[Records from a data collection]
● ● ●

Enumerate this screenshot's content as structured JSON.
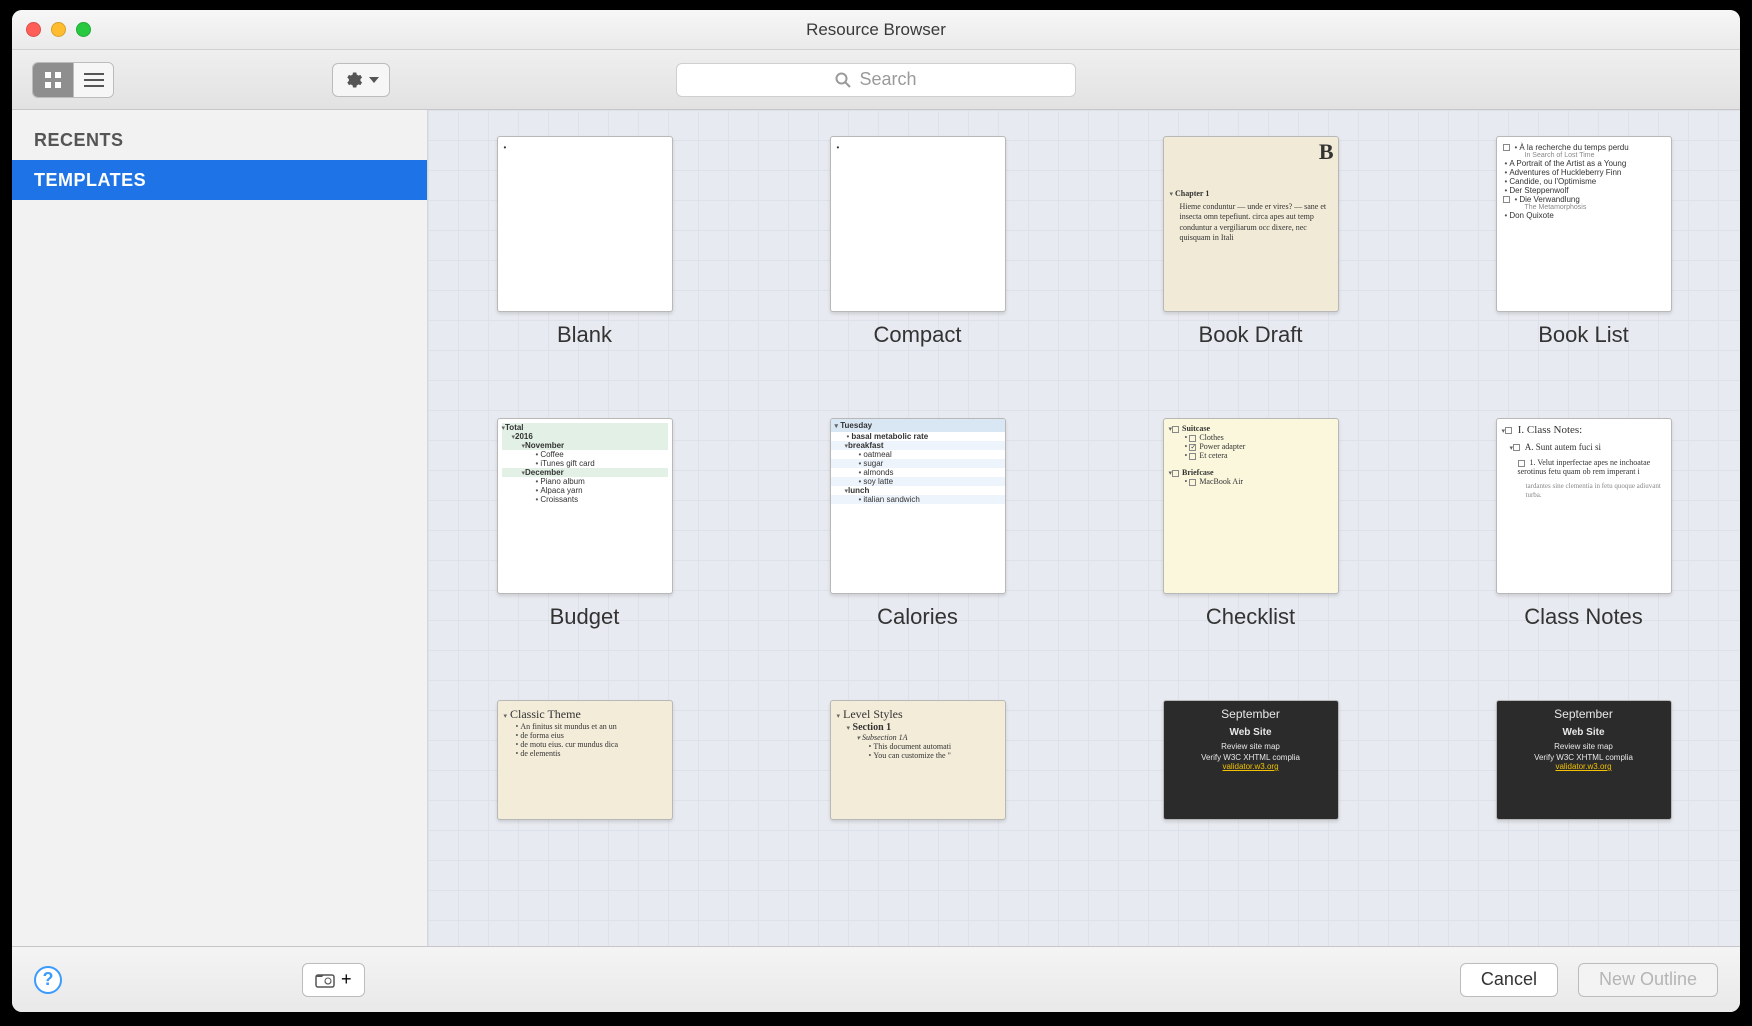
{
  "window": {
    "title": "Resource Browser"
  },
  "toolbar": {
    "search_placeholder": "Search"
  },
  "sidebar": {
    "items": [
      {
        "label": "RECENTS",
        "selected": false
      },
      {
        "label": "TEMPLATES",
        "selected": true
      }
    ]
  },
  "templates": [
    {
      "id": "blank",
      "title": "Blank"
    },
    {
      "id": "compact",
      "title": "Compact"
    },
    {
      "id": "book-draft",
      "title": "Book Draft",
      "preview": {
        "corner": "B",
        "chapter": "Chapter 1",
        "body": "Hieme conduntur — unde er vires? — sane et insecta omn tepefiunt. circa apes aut temp conduntur a vergiliarum occ dixere, nec quisquam in Itali"
      }
    },
    {
      "id": "book-list",
      "title": "Book List",
      "preview": {
        "items": [
          {
            "t": "À la recherche du temps perdu",
            "s": "In Search of Lost Time"
          },
          {
            "t": "A Portrait of the Artist as a Young"
          },
          {
            "t": "Adventures of Huckleberry Finn"
          },
          {
            "t": "Candide, ou l'Optimisme"
          },
          {
            "t": "Der Steppenwolf"
          },
          {
            "t": "Die Verwandlung",
            "s": "The Metamorphosis"
          },
          {
            "t": "Don Quixote"
          }
        ]
      }
    },
    {
      "id": "budget",
      "title": "Budget",
      "preview": {
        "root": "Total",
        "year": "2016",
        "months": [
          {
            "m": "November",
            "items": [
              "Coffee",
              "iTunes gift card"
            ]
          },
          {
            "m": "December",
            "items": [
              "Piano album",
              "Alpaca yarn",
              "Croissants"
            ]
          }
        ]
      }
    },
    {
      "id": "calories",
      "title": "Calories",
      "preview": {
        "day": "Tuesday",
        "lines": [
          "basal metabolic rate"
        ],
        "meals": [
          {
            "m": "breakfast",
            "foods": [
              "oatmeal",
              "sugar",
              "almonds",
              "soy latte"
            ]
          },
          {
            "m": "lunch",
            "foods": [
              "italian sandwich"
            ]
          }
        ]
      }
    },
    {
      "id": "checklist",
      "title": "Checklist",
      "preview": {
        "groups": [
          {
            "g": "Suitcase",
            "items": [
              {
                "t": "Clothes",
                "ck": false
              },
              {
                "t": "Power adapter",
                "ck": true
              },
              {
                "t": "Et cetera",
                "ck": false
              }
            ]
          },
          {
            "g": "Briefcase",
            "items": [
              {
                "t": "MacBook Air",
                "ck": false
              }
            ]
          }
        ]
      }
    },
    {
      "id": "class-notes",
      "title": "Class Notes",
      "preview": {
        "h1": "I. Class Notes:",
        "h2": "A. Sunt autem fuci si",
        "body1": "1. Velut inperfectae apes ne inchoatae serotinus fetu quam ob rem imperant i",
        "body2": "tardantes sine clementia in fetu quoque adiuvant turba."
      }
    },
    {
      "id": "classic",
      "title": "",
      "preview": {
        "h": "Classic Theme",
        "lines": [
          "An finitus sit mundus et an un",
          "de forma eius",
          "de motu eius. cur mundus dica",
          "de elementis"
        ]
      }
    },
    {
      "id": "level-styles",
      "title": "",
      "preview": {
        "h": "Level Styles",
        "sec": "Section 1",
        "sub": "Subsection 1A",
        "lines": [
          "This document automati",
          "You can customize the \""
        ]
      }
    },
    {
      "id": "dark1",
      "title": "",
      "preview": {
        "month": "September",
        "site": "Web Site",
        "task": "Review site map",
        "verify": "Verify W3C XHTML complia",
        "link": "validator.w3.org"
      }
    },
    {
      "id": "dark2",
      "title": "",
      "preview": {
        "month": "September",
        "site": "Web Site",
        "task": "Review site map",
        "verify": "Verify W3C XHTML complia",
        "link": "validator.w3.org"
      }
    }
  ],
  "footer": {
    "cancel": "Cancel",
    "new_outline": "New Outline"
  }
}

● ● ●

AIM OF THE EXERCISE. Gather all lines with the string "apes" from the data.

WRITTEN ANSWER.
        "body": "Hieme conduntur — unde er vires? — sane et insecta omn tepefiunt. circa apes aut temp conduntur a vergiliarum occ dixere, nec quisquam in Itali"
        "body1": "1. Velut inperfectae apes ne inchoatae serotinus fetu quam ob rem imperant i",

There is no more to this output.